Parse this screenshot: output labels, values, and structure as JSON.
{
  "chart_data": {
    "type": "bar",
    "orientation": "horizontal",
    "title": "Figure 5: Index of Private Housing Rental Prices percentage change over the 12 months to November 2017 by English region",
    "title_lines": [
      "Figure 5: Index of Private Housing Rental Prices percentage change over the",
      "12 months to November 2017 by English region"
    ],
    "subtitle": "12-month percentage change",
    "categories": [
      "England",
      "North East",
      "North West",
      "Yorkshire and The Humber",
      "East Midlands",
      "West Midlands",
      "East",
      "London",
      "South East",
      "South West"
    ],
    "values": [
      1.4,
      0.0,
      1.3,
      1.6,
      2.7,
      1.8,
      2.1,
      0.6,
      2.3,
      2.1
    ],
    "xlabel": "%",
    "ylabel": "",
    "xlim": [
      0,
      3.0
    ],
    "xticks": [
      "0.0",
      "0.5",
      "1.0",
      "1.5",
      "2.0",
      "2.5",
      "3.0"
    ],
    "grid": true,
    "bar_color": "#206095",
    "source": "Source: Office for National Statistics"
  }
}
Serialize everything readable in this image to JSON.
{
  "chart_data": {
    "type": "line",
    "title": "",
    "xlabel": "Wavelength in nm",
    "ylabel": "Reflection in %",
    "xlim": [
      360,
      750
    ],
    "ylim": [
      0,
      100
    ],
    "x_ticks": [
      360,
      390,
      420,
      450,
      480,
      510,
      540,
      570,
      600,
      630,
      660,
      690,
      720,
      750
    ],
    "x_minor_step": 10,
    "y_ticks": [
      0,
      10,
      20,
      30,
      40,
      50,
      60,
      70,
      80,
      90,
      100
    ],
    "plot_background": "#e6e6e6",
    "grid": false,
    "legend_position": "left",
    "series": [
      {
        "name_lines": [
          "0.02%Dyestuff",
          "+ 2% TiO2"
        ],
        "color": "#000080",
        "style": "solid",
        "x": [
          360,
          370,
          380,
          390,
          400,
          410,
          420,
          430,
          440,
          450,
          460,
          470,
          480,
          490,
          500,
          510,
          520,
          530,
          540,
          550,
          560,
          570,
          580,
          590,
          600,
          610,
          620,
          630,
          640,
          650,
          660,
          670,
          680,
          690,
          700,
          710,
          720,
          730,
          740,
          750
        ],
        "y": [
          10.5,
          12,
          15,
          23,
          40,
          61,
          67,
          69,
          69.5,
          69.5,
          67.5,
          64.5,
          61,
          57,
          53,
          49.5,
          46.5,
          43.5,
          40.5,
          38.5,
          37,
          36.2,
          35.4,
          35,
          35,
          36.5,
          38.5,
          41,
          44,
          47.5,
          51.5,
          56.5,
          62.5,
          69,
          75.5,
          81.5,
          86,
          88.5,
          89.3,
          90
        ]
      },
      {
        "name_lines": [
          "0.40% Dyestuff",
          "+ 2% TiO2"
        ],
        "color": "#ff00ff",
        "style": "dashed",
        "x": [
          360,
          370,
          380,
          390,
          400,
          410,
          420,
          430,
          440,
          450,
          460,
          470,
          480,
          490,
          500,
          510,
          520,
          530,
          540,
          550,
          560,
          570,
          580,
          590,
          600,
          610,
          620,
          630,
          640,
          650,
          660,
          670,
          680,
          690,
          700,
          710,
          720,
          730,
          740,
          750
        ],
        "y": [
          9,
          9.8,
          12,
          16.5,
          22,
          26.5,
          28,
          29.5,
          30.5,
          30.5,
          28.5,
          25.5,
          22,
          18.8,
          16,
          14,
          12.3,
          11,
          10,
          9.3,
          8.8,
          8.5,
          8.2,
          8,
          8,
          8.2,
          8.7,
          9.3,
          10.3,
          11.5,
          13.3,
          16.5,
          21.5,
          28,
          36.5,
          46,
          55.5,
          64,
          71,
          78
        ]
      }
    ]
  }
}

────────────────────

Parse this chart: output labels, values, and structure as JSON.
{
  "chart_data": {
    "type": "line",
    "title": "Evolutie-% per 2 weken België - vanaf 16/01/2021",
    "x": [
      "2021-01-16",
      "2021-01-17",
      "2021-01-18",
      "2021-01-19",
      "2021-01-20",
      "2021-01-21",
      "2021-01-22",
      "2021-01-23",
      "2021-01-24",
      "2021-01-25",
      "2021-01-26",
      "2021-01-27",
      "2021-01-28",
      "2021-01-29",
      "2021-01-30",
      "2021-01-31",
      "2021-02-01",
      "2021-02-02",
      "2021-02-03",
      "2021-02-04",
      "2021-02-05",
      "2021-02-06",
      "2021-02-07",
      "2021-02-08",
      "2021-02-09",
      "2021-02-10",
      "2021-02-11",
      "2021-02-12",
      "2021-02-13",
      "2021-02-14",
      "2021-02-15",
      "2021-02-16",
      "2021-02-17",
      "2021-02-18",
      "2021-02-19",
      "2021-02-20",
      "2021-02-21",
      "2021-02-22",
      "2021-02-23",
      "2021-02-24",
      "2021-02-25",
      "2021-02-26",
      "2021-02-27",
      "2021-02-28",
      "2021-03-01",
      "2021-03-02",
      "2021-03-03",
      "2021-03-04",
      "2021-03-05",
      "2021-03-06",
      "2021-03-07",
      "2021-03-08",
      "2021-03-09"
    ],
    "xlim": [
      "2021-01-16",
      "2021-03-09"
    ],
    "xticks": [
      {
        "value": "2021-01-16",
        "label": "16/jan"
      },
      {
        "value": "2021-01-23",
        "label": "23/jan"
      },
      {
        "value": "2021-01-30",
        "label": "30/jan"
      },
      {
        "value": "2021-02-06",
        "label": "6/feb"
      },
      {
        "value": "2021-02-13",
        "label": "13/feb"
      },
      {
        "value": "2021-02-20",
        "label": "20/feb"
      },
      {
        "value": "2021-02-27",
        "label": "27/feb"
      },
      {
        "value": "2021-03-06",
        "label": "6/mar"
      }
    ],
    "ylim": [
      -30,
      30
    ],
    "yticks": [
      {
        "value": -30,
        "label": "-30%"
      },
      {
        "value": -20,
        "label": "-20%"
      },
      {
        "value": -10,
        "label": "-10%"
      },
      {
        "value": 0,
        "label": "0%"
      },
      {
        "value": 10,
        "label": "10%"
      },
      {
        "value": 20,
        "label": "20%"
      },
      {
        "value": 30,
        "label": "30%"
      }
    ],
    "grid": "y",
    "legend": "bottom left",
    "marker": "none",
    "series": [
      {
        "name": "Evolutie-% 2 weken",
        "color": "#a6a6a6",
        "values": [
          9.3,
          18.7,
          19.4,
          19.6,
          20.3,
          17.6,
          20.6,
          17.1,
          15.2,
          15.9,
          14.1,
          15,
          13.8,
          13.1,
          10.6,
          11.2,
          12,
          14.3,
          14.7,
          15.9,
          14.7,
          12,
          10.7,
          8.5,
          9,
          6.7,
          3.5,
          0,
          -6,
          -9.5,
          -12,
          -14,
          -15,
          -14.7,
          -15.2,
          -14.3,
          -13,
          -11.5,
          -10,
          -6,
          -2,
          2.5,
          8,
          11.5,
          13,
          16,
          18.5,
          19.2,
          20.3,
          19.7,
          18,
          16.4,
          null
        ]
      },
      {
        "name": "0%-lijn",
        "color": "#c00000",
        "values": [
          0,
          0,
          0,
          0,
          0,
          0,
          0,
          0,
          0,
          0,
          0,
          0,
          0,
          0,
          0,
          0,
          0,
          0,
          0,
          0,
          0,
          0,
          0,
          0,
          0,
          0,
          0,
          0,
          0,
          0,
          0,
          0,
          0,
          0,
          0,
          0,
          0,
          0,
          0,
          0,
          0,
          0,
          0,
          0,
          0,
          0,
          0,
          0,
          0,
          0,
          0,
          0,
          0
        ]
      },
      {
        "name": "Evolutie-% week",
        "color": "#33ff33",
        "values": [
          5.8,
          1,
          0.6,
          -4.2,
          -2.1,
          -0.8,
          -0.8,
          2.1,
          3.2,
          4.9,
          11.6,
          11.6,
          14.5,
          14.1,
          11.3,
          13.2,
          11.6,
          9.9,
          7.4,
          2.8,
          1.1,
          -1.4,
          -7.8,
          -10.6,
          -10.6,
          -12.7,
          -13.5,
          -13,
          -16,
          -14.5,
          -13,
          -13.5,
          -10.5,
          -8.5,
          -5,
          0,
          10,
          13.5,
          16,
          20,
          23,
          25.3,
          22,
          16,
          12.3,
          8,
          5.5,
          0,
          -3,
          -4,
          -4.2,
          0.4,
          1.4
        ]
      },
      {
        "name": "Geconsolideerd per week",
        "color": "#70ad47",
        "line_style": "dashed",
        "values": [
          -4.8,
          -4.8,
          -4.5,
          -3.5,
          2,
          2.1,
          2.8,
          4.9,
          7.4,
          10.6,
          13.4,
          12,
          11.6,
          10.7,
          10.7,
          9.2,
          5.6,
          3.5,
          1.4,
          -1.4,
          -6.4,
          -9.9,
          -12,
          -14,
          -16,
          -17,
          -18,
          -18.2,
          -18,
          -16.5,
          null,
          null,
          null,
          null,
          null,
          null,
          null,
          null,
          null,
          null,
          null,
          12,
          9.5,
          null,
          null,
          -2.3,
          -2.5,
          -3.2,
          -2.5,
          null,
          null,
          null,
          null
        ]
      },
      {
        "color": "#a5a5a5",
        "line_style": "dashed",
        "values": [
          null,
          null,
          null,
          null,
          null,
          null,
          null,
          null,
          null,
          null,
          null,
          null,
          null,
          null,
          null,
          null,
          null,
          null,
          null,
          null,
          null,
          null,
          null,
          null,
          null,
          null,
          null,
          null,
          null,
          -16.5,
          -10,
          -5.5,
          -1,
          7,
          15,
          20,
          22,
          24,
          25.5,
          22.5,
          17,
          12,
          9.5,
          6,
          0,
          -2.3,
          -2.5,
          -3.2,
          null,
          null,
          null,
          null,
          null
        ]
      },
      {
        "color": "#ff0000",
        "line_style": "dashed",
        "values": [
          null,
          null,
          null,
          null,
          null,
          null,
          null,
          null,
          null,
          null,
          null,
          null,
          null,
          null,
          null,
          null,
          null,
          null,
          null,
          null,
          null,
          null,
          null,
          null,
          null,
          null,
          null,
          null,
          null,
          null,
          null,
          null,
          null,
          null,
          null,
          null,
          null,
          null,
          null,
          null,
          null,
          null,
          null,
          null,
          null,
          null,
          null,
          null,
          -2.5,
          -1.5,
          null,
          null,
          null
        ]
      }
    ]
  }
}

────────────────────

## PROBLEM STATEMENT:
In the records above, collect each line with "Figure".

## CORRECT RESULT:
    "title": "Figure 5: Index of Private Housing Rental Prices percentage change over the 12 months to November 2017 by English region",
      "Figure 5: Index of Private Housing Rental Prices percentage change over the",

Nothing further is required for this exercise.